Return each line holding the string "Bader".

■ ■ ■ ■ ■ ■ ■

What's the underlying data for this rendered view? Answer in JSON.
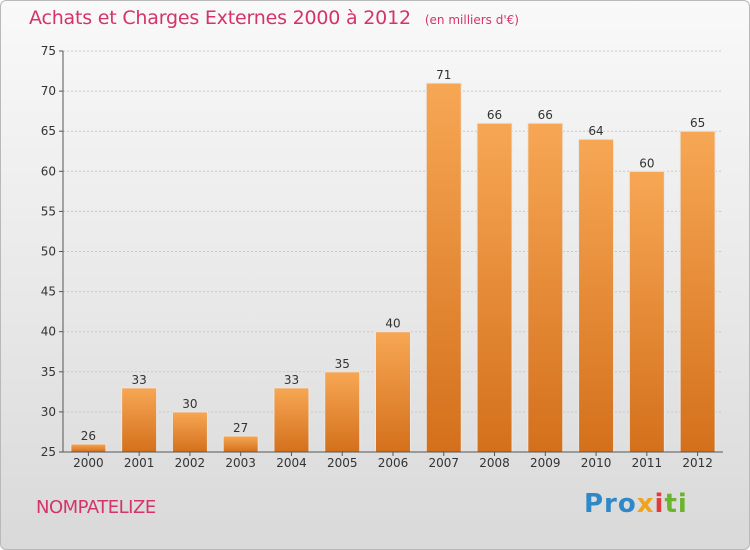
{
  "chart_data": {
    "type": "bar",
    "title": "Achats et Charges Externes 2000 à 2012",
    "subtitle": "(en milliers d'€)",
    "categories": [
      "2000",
      "2001",
      "2002",
      "2003",
      "2004",
      "2005",
      "2006",
      "2007",
      "2008",
      "2009",
      "2010",
      "2011",
      "2012"
    ],
    "values": [
      26,
      33,
      30,
      27,
      33,
      35,
      40,
      71,
      66,
      66,
      64,
      60,
      65
    ],
    "ylim": [
      25,
      75
    ],
    "yticks": [
      25,
      30,
      35,
      40,
      45,
      50,
      55,
      60,
      65,
      70,
      75
    ],
    "grid": true,
    "xlabel": "",
    "ylabel": ""
  },
  "location": "NOMPATELIZE",
  "brand": {
    "letters": [
      "Pro",
      "x",
      "i",
      "ti"
    ]
  },
  "colors": {
    "bar_top": "#f7a754",
    "bar_bottom": "#d4701c",
    "title": "#d4336b"
  }
}
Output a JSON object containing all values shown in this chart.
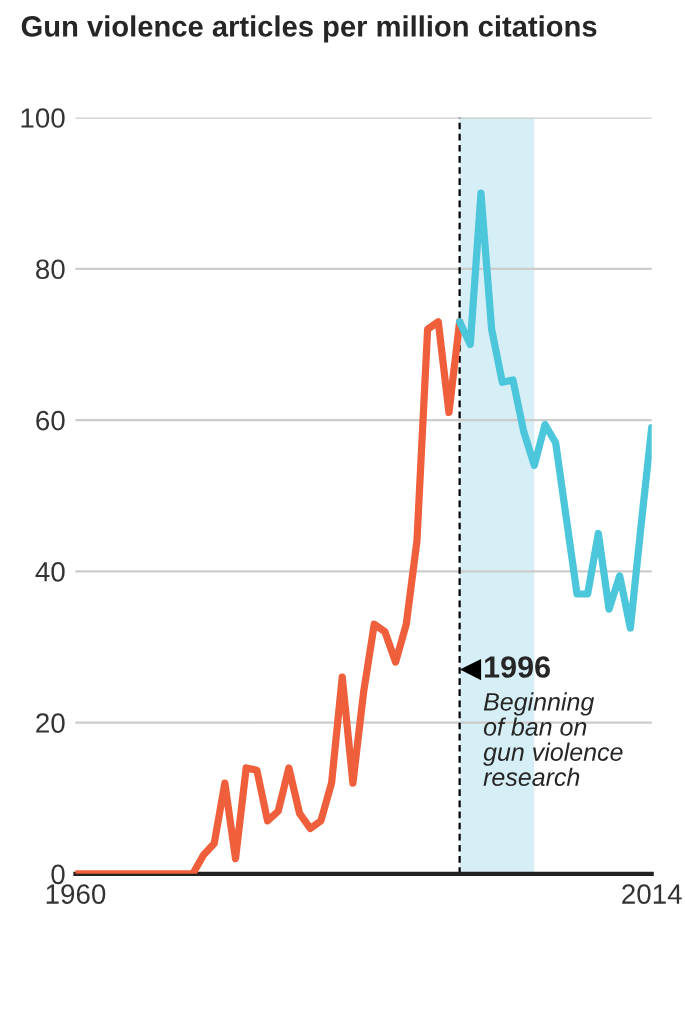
{
  "chart_data": {
    "type": "line",
    "title": "Gun violence articles per million citations",
    "series": [
      {
        "color": "#ef5f3c",
        "x": [
          1960,
          1961,
          1962,
          1963,
          1964,
          1965,
          1966,
          1967,
          1968,
          1969,
          1970,
          1971,
          1972,
          1973,
          1974,
          1975,
          1976,
          1977,
          1978,
          1979,
          1980,
          1981,
          1982,
          1983,
          1984,
          1985,
          1986,
          1987,
          1988,
          1989,
          1990,
          1991,
          1992,
          1993,
          1994,
          1995,
          1996
        ],
        "values": [
          0,
          0,
          0,
          0,
          0,
          0,
          0,
          0,
          0,
          0,
          0,
          0,
          2.5,
          4,
          12,
          2,
          14,
          13.7,
          7,
          8.3,
          14,
          8,
          6,
          7,
          12,
          26,
          12,
          24,
          33,
          32,
          28,
          33,
          44,
          72,
          73,
          61,
          73
        ]
      },
      {
        "color": "#4cc6da",
        "x": [
          1996,
          1997,
          1998,
          1999,
          2000,
          2001,
          2002,
          2003,
          2004,
          2005,
          2006,
          2007,
          2008,
          2009,
          2010,
          2011,
          2012,
          2013,
          2014
        ],
        "values": [
          73,
          70,
          90,
          72,
          65,
          65.3,
          58.5,
          54,
          59.4,
          57,
          47,
          37,
          37,
          45,
          35,
          39.4,
          32.5,
          46,
          59
        ]
      }
    ],
    "xlim": [
      1960,
      2014
    ],
    "xticks": [
      1960,
      2014
    ],
    "ylim": [
      0,
      100
    ],
    "yticks": [
      0,
      20,
      40,
      60,
      80,
      100
    ],
    "grid": "y",
    "ref_lines": [
      {
        "axis": "x",
        "value": 1996,
        "label": "1996",
        "line_style": "dashed",
        "color": "#000000"
      }
    ],
    "bands": [
      {
        "axis": "x",
        "from": 1996,
        "to": 2003,
        "color": "#d6eef6"
      }
    ],
    "annotations": [
      "Beginning\nof ban on\ngun violence\nresearch"
    ]
  }
}
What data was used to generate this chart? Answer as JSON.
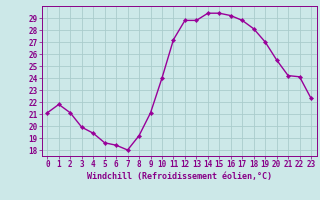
{
  "x": [
    0,
    1,
    2,
    3,
    4,
    5,
    6,
    7,
    8,
    9,
    10,
    11,
    12,
    13,
    14,
    15,
    16,
    17,
    18,
    19,
    20,
    21,
    22,
    23
  ],
  "y": [
    21.1,
    21.8,
    21.1,
    19.9,
    19.4,
    18.6,
    18.4,
    18.0,
    19.2,
    21.1,
    24.0,
    27.2,
    28.8,
    28.8,
    29.4,
    29.4,
    29.2,
    28.8,
    28.1,
    27.0,
    25.5,
    24.2,
    24.1,
    22.3
  ],
  "line_color": "#990099",
  "marker": "D",
  "marker_size": 2.2,
  "line_width": 1.0,
  "bg_color": "#cce8e8",
  "grid_color": "#aacccc",
  "tick_color": "#880088",
  "xlabel": "Windchill (Refroidissement éolien,°C)",
  "xlabel_color": "#880088",
  "xlabel_fontsize": 6.0,
  "ylabel_ticks": [
    18,
    19,
    20,
    21,
    22,
    23,
    24,
    25,
    26,
    27,
    28,
    29
  ],
  "xlim": [
    -0.5,
    23.5
  ],
  "ylim": [
    17.5,
    30.0
  ],
  "tick_fontsize": 5.5
}
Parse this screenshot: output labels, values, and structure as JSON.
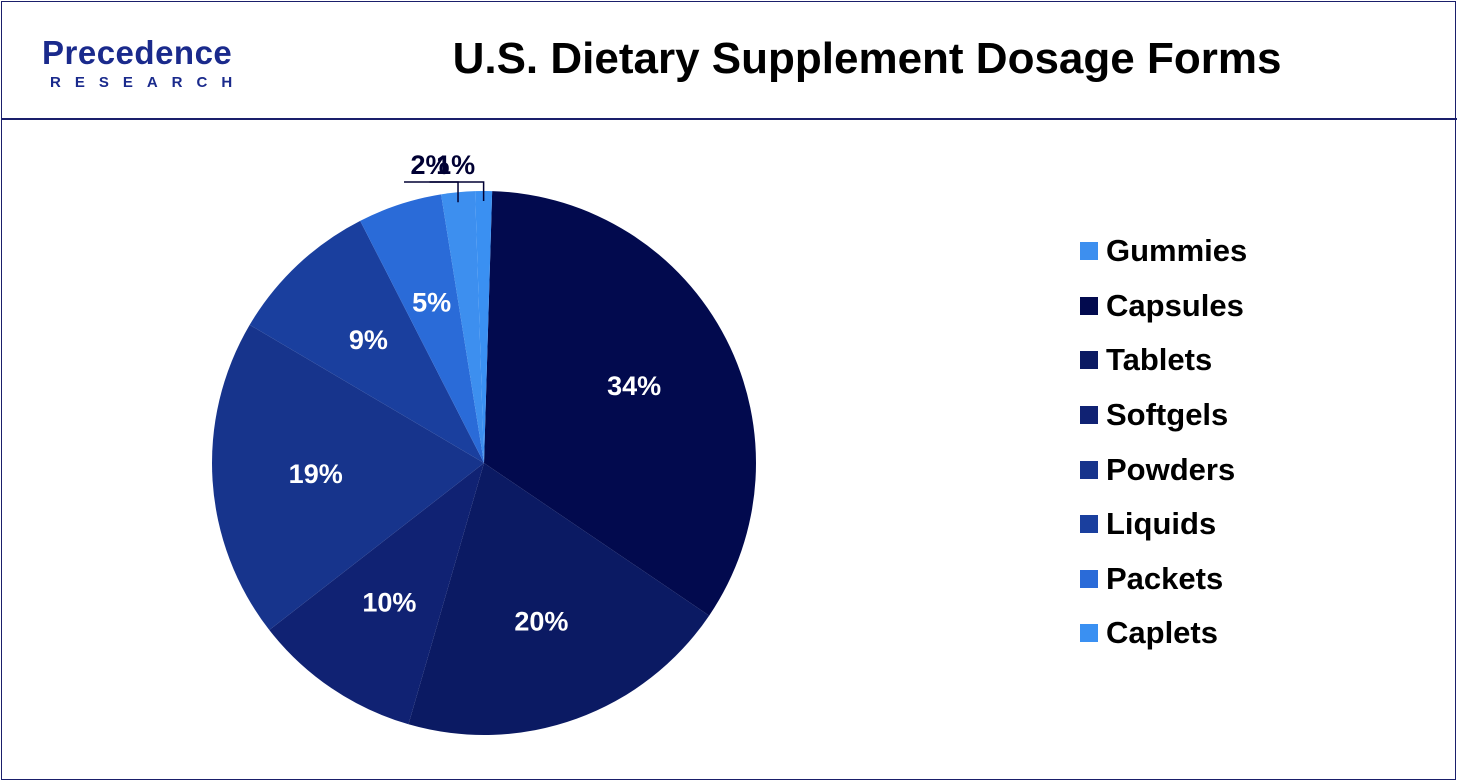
{
  "header": {
    "logo_main": "Precedence",
    "logo_sub": "RESEARCH",
    "logo_color": "#1a2a8c"
  },
  "chart_data": {
    "type": "pie",
    "title": "U.S. Dietary Supplement Dosage Forms",
    "categories": [
      "Gummies",
      "Capsules",
      "Tablets",
      "Softgels",
      "Powders",
      "Liquids",
      "Packets",
      "Caplets"
    ],
    "values": [
      34,
      20,
      10,
      19,
      9,
      5,
      2,
      1
    ],
    "value_labels": [
      "34%",
      "20%",
      "10%",
      "19%",
      "9%",
      "5%",
      "2%",
      "1%"
    ],
    "colors": [
      "#020a4e",
      "#0b1a63",
      "#102273",
      "#17348c",
      "#1a3f9e",
      "#2a6bd8",
      "#3d8fef",
      "#3a90f2"
    ],
    "legend": {
      "position": "right",
      "items": [
        "Gummies",
        "Capsules",
        "Tablets",
        "Softgels",
        "Powders",
        "Liquids",
        "Packets",
        "Caplets"
      ],
      "colors": [
        "#3d8fef",
        "#020a4e",
        "#0b1a63",
        "#102273",
        "#17348c",
        "#1a3f9e",
        "#2a6bd8",
        "#3a90f2"
      ]
    }
  }
}
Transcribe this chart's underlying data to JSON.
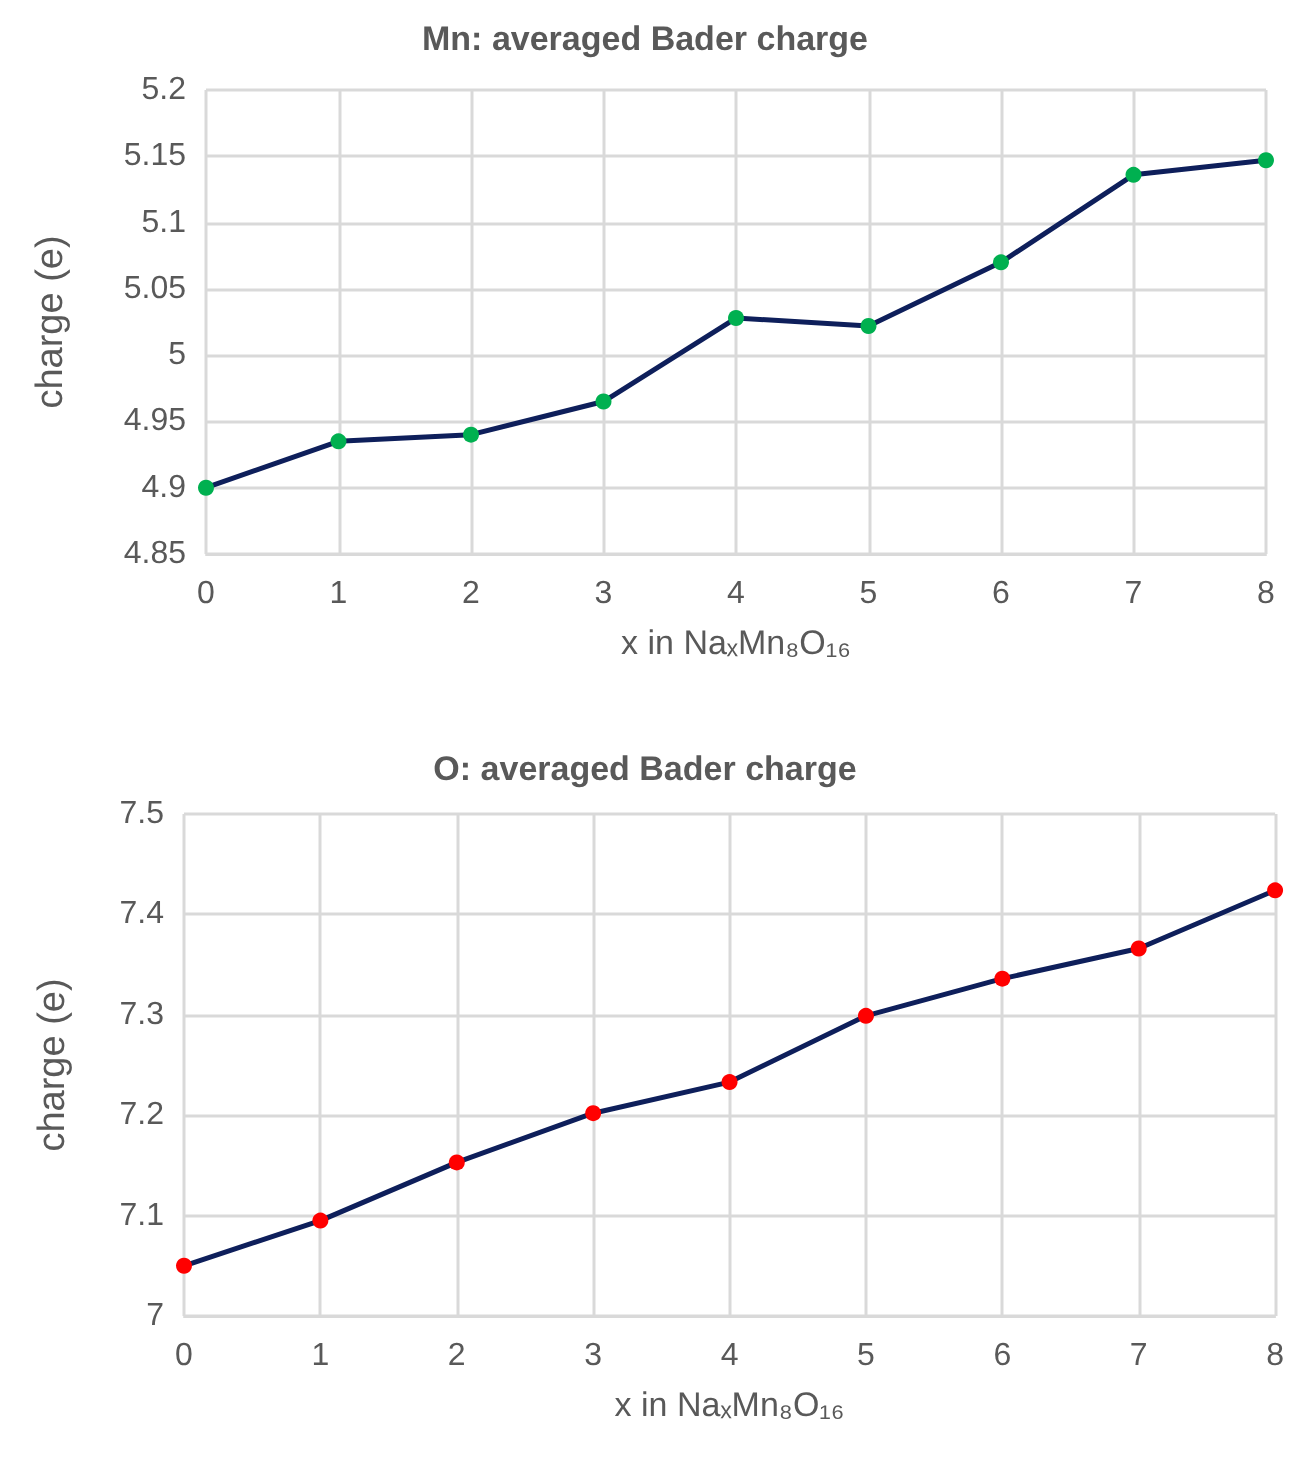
{
  "chart_data": [
    {
      "type": "line",
      "title": "Mn: averaged Bader charge",
      "xlabel": "x in NaₓMn₈O₁₆",
      "ylabel": "charge (e)",
      "x": [
        0,
        1,
        2,
        3,
        4,
        5,
        6,
        7,
        8
      ],
      "series": [
        {
          "color": "#0e1f5b",
          "colors": [
            "#00b050",
            "#00b050",
            "#00b050",
            "#00b050",
            "#00b050",
            "#00b050",
            "#00b050",
            "#00b050",
            "#00b050"
          ],
          "values": [
            4.9,
            4.935,
            4.94,
            4.965,
            5.028,
            5.022,
            5.07,
            5.136,
            5.147
          ]
        }
      ],
      "xlim": [
        0,
        8
      ],
      "xticks": [
        0,
        1,
        2,
        3,
        4,
        5,
        6,
        7,
        8
      ],
      "ylim": [
        4.85,
        5.2
      ],
      "yticks": [
        4.85,
        4.9,
        4.95,
        5,
        5.05,
        5.1,
        5.15,
        5.2
      ],
      "grid": true,
      "marker": "circle",
      "line_style": "solid"
    },
    {
      "type": "line",
      "title": "O: averaged Bader charge",
      "xlabel": "x in NaₓMn₈O₁₆",
      "ylabel": "charge (e)",
      "x": [
        0,
        1,
        2,
        3,
        4,
        5,
        6,
        7,
        8
      ],
      "series": [
        {
          "color": "#0e1f5b",
          "colors": [
            "#ff0000",
            "#ff0000",
            "#ff0000",
            "#ff0000",
            "#ff0000",
            "#ff0000",
            "#ff0000",
            "#ff0000",
            "#ff0000"
          ],
          "values": [
            7.05,
            7.095,
            7.153,
            7.202,
            7.233,
            7.299,
            7.336,
            7.366,
            7.424
          ]
        }
      ],
      "xlim": [
        0,
        8
      ],
      "xticks": [
        0,
        1,
        2,
        3,
        4,
        5,
        6,
        7,
        8
      ],
      "ylim": [
        7,
        7.5
      ],
      "yticks": [
        7,
        7.1,
        7.2,
        7.3,
        7.4,
        7.5
      ],
      "grid": true,
      "marker": "circle",
      "line_style": "solid"
    }
  ]
}
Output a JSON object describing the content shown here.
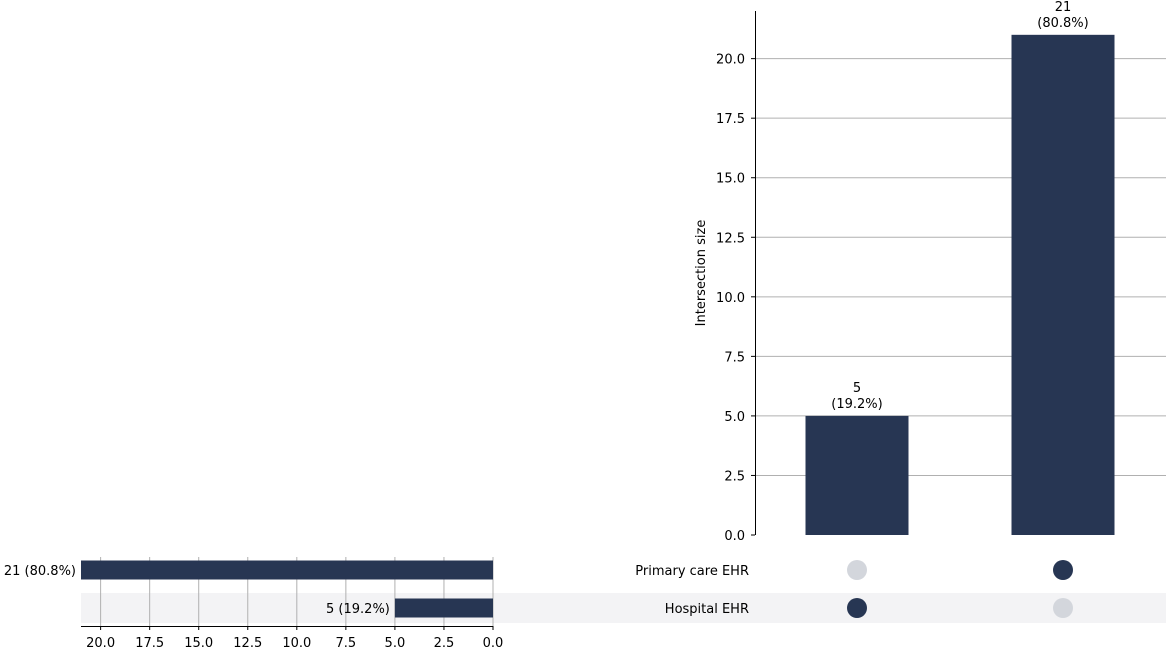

■ ■ ■ ■ ■ ■ ■

■ Exercise output
      "title": "Mn: averaged Bader charge",
      "title": "O: averaged Bader charge",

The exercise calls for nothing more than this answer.